## START

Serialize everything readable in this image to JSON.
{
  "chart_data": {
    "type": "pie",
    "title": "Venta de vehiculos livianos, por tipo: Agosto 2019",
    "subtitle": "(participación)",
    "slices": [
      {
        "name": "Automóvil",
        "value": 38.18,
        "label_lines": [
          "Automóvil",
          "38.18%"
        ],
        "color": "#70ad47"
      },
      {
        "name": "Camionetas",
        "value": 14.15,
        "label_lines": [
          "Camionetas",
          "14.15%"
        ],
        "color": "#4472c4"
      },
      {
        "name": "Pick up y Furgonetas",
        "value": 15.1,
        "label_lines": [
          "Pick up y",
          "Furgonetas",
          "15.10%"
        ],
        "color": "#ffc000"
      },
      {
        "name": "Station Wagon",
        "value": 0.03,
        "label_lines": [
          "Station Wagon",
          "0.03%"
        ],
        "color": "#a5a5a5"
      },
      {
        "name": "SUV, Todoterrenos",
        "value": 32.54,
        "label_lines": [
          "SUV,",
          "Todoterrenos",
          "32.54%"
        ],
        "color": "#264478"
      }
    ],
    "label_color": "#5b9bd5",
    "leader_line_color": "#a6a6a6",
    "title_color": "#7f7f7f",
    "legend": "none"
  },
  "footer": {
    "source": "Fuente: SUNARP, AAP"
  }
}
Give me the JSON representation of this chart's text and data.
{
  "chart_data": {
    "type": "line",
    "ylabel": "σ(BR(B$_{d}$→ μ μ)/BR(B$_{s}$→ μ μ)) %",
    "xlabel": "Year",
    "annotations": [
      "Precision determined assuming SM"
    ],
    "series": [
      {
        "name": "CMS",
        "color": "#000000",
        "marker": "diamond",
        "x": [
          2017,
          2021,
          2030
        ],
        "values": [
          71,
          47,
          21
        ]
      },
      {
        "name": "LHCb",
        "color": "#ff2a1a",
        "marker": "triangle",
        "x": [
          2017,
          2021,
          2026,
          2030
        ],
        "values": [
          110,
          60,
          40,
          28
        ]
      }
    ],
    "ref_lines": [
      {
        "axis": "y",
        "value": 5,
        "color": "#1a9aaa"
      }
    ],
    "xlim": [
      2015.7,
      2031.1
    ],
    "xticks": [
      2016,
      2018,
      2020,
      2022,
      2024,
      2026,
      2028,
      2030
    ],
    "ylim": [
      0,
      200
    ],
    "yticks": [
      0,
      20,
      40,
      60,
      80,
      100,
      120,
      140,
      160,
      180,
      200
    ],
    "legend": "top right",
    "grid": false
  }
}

## END

(Short task)
Using the listing above, retype each line exactly.

(Response to this task)
Serialize everything readable in this image to JSON.
{
  "chart_data": {
    "type": "pie",
    "title": "Venta de vehiculos livianos, por tipo: Agosto 2019",
    "subtitle": "(participación)",
    "slices": [
      {
        "name": "Automóvil",
        "value": 38.18,
        "label_lines": [
          "Automóvil",
          "38.18%"
        ],
        "color": "#70ad47"
      },
      {
        "name": "Camionetas",
        "value": 14.15,
        "label_lines": [
          "Camionetas",
          "14.15%"
        ],
        "color": "#4472c4"
      },
      {
        "name": "Pick up y Furgonetas",
        "value": 15.1,
        "label_lines": [
          "Pick up y",
          "Furgonetas",
          "15.10%"
        ],
        "color": "#ffc000"
      },
      {
        "name": "Station Wagon",
        "value": 0.03,
        "label_lines": [
          "Station Wagon",
          "0.03%"
        ],
        "color": "#a5a5a5"
      },
      {
        "name": "SUV, Todoterrenos",
        "value": 32.54,
        "label_lines": [
          "SUV,",
          "Todoterrenos",
          "32.54%"
        ],
        "color": "#264478"
      }
    ],
    "label_color": "#5b9bd5",
    "leader_line_color": "#a6a6a6",
    "title_color": "#7f7f7f",
    "legend": "none"
  },
  "footer": {
    "source": "Fuente: SUNARP, AAP"
  }
}
Give me the JSON representation of this chart's text and data.
{
  "chart_data": {
    "type": "line",
    "ylabel": "σ(BR(B$_{d}$→ μ μ)/BR(B$_{s}$→ μ μ)) %",
    "xlabel": "Year",
    "annotations": [
      "Precision determined assuming SM"
    ],
    "series": [
      {
        "name": "CMS",
        "color": "#000000",
        "marker": "diamond",
        "x": [
          2017,
          2021,
          2030
        ],
        "values": [
          71,
          47,
          21
        ]
      },
      {
        "name": "LHCb",
        "color": "#ff2a1a",
        "marker": "triangle",
        "x": [
          2017,
          2021,
          2026,
          2030
        ],
        "values": [
          110,
          60,
          40,
          28
        ]
      }
    ],
    "ref_lines": [
      {
        "axis": "y",
        "value": 5,
        "color": "#1a9aaa"
      }
    ],
    "xlim": [
      2015.7,
      2031.1
    ],
    "xticks": [
      2016,
      2018,
      2020,
      2022,
      2024,
      2026,
      2028,
      2030
    ],
    "ylim": [
      0,
      200
    ],
    "yticks": [
      0,
      20,
      40,
      60,
      80,
      100,
      120,
      140,
      160,
      180,
      200
    ],
    "legend": "top right",
    "grid": false
  }
}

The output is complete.